----- Records for the task -----
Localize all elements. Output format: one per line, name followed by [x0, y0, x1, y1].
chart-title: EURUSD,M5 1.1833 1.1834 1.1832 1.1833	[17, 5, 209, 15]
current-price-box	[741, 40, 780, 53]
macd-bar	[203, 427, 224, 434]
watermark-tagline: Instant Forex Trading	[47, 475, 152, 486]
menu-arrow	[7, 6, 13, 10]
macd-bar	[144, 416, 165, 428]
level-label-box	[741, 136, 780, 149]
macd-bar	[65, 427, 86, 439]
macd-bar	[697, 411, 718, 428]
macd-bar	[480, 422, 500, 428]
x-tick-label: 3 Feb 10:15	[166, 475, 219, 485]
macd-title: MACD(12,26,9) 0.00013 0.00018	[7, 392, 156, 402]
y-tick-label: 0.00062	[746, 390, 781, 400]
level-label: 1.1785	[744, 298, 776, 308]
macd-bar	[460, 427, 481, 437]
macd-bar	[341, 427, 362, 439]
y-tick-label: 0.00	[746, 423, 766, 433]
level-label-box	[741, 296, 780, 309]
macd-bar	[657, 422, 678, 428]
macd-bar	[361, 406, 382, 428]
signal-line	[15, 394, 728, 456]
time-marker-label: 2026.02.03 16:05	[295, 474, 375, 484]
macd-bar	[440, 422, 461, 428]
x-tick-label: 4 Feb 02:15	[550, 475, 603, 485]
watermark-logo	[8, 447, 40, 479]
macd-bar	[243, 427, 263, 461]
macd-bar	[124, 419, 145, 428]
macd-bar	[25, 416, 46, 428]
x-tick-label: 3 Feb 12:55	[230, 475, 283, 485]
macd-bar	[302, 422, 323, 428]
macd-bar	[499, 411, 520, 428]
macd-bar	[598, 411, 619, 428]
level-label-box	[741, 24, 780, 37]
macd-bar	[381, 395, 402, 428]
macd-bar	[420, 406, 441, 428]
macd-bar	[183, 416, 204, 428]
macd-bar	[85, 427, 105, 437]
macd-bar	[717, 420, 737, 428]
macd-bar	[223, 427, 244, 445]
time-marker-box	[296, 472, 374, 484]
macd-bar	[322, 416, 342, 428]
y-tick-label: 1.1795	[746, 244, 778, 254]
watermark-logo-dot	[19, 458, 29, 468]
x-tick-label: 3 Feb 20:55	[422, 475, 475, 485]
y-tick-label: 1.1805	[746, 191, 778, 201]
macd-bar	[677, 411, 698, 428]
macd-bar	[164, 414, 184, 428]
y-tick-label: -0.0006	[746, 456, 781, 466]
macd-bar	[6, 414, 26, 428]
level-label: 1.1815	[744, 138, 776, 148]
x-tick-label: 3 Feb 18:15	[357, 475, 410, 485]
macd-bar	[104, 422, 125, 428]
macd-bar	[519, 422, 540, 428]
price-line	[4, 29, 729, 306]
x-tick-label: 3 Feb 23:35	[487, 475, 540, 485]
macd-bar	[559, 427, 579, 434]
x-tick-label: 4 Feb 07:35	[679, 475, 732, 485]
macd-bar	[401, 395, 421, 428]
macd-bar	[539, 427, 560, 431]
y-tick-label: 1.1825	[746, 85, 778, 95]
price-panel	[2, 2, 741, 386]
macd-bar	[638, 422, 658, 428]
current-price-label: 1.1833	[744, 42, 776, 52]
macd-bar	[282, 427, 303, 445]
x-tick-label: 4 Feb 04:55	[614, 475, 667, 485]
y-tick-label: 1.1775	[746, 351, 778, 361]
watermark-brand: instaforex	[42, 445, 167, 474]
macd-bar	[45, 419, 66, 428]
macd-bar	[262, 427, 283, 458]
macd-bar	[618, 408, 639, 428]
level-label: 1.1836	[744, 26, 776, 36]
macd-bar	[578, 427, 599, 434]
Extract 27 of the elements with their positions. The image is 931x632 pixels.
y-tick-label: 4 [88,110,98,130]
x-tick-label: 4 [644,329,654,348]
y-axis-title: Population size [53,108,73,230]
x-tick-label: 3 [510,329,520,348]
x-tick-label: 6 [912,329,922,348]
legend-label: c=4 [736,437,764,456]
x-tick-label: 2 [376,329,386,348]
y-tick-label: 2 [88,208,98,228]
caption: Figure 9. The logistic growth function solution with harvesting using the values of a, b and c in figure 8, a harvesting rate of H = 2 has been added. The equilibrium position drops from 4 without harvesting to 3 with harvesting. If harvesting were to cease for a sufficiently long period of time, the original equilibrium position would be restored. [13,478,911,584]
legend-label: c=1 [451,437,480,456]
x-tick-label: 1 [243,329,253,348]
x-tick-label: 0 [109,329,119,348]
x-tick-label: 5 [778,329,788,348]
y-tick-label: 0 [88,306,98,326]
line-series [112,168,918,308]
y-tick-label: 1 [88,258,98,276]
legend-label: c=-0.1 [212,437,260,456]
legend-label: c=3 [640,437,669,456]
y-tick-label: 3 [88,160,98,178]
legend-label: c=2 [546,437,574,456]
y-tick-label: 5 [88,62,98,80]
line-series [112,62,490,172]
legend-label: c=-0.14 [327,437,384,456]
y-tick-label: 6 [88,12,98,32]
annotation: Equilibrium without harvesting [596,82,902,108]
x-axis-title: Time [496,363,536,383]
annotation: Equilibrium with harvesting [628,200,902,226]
-----
> [To be done]:
Select every line of the data above that contains the string "watermark", and reproduce each selected line in full.

> [Full solution]:
watermark-tagline: Instant Forex Trading	[47, 475, 152, 486]
watermark-logo	[8, 447, 40, 479]
watermark-logo-dot	[19, 458, 29, 468]
watermark-brand: instaforex	[42, 445, 167, 474]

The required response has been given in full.